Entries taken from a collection
* * * * *
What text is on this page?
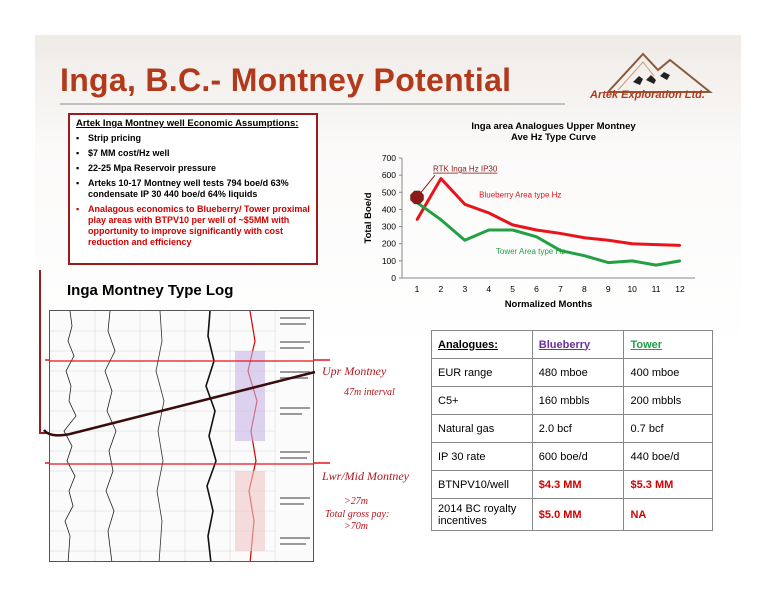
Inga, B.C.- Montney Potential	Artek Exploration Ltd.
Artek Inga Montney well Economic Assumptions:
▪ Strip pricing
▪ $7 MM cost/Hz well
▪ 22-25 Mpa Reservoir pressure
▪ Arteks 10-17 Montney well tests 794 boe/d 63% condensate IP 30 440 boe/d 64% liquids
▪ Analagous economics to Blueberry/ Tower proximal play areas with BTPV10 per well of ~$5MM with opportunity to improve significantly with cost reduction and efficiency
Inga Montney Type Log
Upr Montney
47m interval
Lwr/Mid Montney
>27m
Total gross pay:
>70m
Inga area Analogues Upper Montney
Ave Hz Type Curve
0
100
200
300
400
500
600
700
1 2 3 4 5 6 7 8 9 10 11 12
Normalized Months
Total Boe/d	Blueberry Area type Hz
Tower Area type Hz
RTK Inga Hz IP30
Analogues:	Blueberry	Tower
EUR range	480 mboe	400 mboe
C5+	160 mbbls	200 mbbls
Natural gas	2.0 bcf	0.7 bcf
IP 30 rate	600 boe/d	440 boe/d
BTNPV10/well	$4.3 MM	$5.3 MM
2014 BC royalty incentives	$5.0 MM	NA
* * * * *
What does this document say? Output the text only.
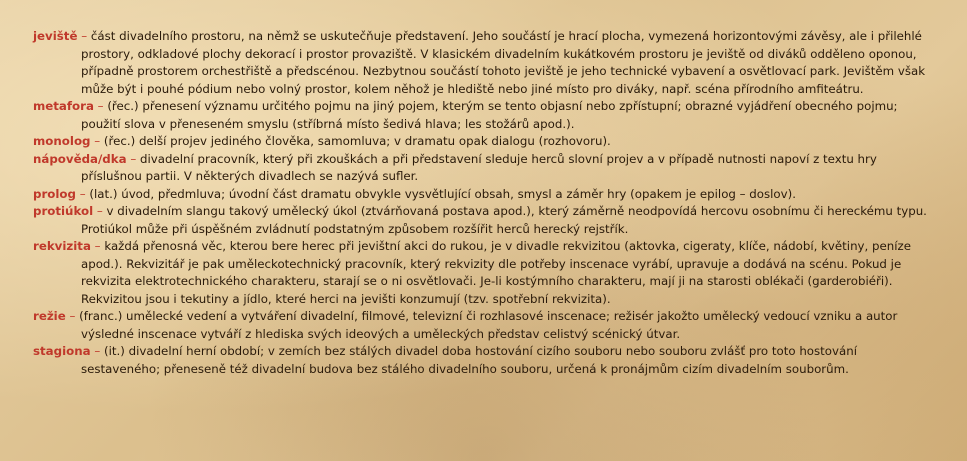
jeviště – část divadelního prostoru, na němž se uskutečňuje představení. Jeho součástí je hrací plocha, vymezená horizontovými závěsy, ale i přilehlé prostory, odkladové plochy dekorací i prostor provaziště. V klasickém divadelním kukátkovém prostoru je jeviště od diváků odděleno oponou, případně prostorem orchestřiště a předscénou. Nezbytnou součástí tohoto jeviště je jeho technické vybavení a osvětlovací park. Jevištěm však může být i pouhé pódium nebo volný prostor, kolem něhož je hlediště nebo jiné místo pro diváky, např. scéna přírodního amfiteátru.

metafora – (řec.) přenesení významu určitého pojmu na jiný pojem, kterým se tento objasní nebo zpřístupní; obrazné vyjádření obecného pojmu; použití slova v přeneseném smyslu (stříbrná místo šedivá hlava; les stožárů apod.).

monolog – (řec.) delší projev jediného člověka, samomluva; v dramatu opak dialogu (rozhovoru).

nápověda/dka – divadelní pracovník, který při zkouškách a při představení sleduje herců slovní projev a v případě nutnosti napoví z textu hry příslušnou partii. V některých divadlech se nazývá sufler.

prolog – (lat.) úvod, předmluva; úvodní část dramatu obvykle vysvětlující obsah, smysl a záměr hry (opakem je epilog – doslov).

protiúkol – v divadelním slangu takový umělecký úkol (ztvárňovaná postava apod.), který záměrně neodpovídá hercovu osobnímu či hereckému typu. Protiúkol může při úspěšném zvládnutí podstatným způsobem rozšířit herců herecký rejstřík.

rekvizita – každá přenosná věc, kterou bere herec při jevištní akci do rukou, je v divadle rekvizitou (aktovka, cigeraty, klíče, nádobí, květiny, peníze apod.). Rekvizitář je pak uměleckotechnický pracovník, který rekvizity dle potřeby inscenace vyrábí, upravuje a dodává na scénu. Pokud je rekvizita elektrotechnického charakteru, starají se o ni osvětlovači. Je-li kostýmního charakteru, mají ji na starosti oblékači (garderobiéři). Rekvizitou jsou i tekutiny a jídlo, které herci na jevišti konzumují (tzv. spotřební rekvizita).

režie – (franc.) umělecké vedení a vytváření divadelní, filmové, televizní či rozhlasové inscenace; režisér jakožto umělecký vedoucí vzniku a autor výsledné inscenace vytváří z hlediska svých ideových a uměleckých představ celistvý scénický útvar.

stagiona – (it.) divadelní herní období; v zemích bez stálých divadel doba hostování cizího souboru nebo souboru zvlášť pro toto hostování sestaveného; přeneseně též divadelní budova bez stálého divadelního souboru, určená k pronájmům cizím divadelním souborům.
* * * * *
• AIM OF THE EXERCISE:
From the entries above, copy every line that holds the word "místo".

• RESPONSE TO THIS TASK:
jeviště – část divadelního prostoru, na němž se uskutečňuje představení. Jeho součástí je hrací plocha, vymezená horizontovými závěsy, ale i přilehlé prostory, odkladové plochy dekorací i prostor provaziště. V klasickém divadelním kukátkovém prostoru je jeviště od diváků odděleno oponou, případně prostorem orchestřiště a předscénou. Nezbytnou součástí tohoto jeviště je jeho technické vybavení a osvětlovací park. Jevištěm však může být i pouhé pódium nebo volný prostor, kolem něhož je hlediště nebo jiné místo pro diváky, např. scéna přírodního amfiteátru.
metafora – (řec.) přenesení významu určitého pojmu na jiný pojem, kterým se tento objasní nebo zpřístupní; obrazné vyjádření obecného pojmu; použití slova v přeneseném smyslu (stříbrná místo šedivá hlava; les stožárů apod.).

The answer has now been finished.